**DATA FOR PROCESSING:**
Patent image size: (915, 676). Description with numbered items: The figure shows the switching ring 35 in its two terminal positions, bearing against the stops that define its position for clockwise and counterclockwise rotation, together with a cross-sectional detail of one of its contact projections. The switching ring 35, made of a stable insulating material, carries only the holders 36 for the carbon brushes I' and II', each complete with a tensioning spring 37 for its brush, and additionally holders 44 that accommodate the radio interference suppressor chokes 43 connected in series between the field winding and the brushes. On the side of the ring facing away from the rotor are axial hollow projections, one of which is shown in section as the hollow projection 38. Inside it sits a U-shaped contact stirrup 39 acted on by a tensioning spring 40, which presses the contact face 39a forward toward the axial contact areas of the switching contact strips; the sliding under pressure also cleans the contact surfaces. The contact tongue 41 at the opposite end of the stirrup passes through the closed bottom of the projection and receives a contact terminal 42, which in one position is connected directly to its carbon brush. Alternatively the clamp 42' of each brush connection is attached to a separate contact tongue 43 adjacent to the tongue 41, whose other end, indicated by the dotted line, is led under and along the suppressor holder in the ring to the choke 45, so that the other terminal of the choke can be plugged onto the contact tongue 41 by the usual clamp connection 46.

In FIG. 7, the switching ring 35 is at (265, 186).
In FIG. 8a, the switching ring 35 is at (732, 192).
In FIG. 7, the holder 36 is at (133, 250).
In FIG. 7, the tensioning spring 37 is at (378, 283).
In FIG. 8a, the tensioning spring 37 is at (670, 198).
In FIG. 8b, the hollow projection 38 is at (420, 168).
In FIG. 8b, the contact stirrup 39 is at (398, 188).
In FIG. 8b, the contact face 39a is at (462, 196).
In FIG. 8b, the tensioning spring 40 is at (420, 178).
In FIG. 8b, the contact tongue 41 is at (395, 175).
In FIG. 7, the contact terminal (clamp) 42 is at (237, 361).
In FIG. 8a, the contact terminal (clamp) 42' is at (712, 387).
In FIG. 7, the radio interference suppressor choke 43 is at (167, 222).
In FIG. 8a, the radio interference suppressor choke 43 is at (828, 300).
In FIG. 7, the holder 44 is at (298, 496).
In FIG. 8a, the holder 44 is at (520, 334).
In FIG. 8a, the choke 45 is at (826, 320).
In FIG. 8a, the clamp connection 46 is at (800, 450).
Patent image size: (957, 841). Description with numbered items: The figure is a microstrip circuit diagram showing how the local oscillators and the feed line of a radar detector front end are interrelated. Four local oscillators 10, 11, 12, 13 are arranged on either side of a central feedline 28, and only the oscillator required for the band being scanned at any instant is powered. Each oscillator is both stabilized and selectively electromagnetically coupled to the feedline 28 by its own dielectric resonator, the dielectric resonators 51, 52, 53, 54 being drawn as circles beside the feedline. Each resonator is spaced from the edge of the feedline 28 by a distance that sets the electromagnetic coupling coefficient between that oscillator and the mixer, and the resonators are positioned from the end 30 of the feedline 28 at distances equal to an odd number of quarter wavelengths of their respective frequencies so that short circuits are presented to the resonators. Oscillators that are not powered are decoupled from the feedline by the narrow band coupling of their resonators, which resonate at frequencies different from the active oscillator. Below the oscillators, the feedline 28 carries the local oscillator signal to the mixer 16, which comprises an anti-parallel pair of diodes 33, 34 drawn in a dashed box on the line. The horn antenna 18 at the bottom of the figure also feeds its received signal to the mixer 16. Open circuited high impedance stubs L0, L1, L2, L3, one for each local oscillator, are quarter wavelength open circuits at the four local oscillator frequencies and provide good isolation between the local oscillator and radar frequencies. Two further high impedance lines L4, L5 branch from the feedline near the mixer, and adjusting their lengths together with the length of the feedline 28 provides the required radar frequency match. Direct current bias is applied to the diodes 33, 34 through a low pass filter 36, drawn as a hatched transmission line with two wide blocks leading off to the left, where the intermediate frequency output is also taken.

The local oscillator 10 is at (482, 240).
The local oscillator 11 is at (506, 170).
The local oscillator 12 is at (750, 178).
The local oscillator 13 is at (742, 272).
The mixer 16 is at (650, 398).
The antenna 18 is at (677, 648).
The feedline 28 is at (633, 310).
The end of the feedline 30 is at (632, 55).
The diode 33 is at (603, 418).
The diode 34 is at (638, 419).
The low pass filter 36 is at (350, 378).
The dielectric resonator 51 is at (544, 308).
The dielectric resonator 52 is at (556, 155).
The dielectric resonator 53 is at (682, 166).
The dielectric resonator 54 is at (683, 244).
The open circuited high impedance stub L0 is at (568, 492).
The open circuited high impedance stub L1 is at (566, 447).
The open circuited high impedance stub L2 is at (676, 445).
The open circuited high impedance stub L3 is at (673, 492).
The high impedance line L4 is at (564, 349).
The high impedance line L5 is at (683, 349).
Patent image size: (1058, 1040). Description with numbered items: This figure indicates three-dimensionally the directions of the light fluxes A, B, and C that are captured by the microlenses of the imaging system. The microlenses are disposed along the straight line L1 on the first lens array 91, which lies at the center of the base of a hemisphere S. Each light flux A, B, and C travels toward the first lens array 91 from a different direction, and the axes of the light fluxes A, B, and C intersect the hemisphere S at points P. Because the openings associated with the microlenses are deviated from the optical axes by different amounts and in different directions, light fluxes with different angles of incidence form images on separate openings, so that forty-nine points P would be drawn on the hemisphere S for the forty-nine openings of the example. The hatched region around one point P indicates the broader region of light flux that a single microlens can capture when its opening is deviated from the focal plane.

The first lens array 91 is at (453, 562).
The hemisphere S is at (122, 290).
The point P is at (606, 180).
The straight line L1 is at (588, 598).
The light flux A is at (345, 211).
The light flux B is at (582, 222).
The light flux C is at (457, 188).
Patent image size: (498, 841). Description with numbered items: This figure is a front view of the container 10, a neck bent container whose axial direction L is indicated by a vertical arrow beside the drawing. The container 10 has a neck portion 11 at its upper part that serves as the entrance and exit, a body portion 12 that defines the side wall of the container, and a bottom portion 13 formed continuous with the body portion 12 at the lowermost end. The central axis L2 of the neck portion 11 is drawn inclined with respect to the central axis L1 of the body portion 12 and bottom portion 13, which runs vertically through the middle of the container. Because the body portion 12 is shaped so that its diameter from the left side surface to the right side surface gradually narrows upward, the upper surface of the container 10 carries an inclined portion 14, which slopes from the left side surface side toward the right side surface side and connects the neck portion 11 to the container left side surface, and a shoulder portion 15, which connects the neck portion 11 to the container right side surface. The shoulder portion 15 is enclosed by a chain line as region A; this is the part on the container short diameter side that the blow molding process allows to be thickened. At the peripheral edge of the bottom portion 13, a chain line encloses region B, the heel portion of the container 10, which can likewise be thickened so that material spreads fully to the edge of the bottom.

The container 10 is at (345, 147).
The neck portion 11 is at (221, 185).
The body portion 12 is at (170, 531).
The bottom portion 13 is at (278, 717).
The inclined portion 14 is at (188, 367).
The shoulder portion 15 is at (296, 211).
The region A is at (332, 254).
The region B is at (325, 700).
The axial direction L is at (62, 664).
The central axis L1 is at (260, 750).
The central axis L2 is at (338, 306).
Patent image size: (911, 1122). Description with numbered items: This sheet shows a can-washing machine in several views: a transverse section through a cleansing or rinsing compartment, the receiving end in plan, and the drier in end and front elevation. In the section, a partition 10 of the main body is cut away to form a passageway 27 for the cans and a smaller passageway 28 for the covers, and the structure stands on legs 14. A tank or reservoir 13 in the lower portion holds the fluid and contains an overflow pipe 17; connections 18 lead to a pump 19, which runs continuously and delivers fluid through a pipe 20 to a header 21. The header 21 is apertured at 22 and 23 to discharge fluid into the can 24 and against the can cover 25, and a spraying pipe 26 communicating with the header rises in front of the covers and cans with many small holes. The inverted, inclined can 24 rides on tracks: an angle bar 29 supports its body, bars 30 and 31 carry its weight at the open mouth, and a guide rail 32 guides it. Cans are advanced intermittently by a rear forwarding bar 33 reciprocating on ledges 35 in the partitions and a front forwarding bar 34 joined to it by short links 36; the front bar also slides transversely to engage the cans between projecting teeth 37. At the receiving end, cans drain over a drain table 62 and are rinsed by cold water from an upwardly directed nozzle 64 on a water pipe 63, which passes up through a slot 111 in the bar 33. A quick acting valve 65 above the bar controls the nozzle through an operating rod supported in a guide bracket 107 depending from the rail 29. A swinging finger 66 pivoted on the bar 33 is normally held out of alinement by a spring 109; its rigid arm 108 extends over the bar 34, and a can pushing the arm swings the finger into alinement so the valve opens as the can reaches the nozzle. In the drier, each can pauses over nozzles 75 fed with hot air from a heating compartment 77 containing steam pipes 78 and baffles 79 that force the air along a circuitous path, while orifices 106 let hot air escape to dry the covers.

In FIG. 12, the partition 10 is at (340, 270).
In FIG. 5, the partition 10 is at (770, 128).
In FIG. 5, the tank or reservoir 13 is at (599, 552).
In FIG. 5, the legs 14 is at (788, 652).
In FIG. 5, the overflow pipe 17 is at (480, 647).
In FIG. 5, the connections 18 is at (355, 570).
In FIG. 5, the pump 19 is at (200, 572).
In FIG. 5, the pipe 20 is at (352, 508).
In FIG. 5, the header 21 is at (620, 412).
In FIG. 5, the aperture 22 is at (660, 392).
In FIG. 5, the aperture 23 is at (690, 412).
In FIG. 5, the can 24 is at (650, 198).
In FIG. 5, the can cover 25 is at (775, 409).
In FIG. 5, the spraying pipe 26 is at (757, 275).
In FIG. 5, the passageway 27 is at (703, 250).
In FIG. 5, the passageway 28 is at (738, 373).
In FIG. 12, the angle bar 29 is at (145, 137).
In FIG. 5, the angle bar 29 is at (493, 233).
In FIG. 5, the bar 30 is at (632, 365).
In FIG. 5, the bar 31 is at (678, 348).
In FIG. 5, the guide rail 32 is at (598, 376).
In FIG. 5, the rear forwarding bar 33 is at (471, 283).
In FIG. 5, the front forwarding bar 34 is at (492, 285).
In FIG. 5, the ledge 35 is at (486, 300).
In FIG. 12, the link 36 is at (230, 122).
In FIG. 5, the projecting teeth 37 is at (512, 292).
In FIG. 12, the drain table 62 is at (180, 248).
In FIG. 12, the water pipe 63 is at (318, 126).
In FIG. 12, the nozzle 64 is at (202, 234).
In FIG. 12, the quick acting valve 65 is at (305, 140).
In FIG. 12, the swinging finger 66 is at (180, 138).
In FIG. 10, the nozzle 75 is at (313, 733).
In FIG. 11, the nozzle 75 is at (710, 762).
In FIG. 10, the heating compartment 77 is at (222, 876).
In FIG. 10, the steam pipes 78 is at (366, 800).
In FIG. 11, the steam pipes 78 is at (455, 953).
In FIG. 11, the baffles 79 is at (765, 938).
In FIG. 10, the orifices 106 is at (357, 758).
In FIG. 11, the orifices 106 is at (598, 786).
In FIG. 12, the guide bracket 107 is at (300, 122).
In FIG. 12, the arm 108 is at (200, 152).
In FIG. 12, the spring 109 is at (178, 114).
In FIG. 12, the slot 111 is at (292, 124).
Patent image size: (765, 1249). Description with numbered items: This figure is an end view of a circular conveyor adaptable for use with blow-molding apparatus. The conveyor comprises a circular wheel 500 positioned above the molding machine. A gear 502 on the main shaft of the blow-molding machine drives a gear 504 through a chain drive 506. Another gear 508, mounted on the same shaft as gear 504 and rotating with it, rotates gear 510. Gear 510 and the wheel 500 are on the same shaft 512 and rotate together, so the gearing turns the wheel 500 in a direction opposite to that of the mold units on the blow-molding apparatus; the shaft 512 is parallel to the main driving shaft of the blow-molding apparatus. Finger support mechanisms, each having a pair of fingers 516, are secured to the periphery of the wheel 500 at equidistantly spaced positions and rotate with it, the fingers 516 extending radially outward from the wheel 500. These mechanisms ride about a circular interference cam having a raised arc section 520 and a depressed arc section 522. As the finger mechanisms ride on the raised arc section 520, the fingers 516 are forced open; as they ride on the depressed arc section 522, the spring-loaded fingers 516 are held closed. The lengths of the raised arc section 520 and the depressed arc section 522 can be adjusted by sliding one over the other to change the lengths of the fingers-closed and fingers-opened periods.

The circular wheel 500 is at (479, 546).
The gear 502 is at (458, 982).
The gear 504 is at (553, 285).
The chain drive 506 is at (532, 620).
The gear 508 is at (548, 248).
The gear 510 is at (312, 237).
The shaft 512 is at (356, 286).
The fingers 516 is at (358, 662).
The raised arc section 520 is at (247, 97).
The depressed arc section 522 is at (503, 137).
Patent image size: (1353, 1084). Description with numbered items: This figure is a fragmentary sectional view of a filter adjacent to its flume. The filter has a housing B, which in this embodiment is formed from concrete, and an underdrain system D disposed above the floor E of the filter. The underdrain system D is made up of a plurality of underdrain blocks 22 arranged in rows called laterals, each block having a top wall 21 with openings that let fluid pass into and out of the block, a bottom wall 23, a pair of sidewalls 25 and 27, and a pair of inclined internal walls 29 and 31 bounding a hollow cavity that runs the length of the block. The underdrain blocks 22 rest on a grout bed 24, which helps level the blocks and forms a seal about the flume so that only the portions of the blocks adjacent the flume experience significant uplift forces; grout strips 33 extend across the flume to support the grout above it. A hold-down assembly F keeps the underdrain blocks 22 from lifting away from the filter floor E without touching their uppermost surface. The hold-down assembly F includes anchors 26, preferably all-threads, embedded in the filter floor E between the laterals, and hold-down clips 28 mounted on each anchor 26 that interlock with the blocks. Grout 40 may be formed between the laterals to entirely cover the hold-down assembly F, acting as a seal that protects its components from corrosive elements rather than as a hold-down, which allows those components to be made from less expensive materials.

**JOB:**
Return, unchanged, the stretch of items from the line containing "Patent image size: (1058, 1040)." through the line containing "The light flux C is at (457, 188).", including both of those lines.

**OUTPUT OF THE TASK:**
Patent image size: (1058, 1040). Description with numbered items: This figure indicates three-dimensionally the directions of the light fluxes A, B, and C that are captured by the microlenses of the imaging system. The microlenses are disposed along the straight line L1 on the first lens array 91, which lies at the center of the base of a hemisphere S. Each light flux A, B, and C travels toward the first lens array 91 from a different direction, and the axes of the light fluxes A, B, and C intersect the hemisphere S at points P. Because the openings associated with the microlenses are deviated from the optical axes by different amounts and in different directions, light fluxes with different angles of incidence form images on separate openings, so that forty-nine points P would be drawn on the hemisphere S for the forty-nine openings of the example. The hatched region around one point P indicates the broader region of light flux that a single microlens can capture when its opening is deviated from the focal plane.

The first lens array 91 is at (453, 562).
The hemisphere S is at (122, 290).
The point P is at (606, 180).
The straight line L1 is at (588, 598).
The light flux A is at (345, 211).
The light flux B is at (582, 222).
The light flux C is at (457, 188).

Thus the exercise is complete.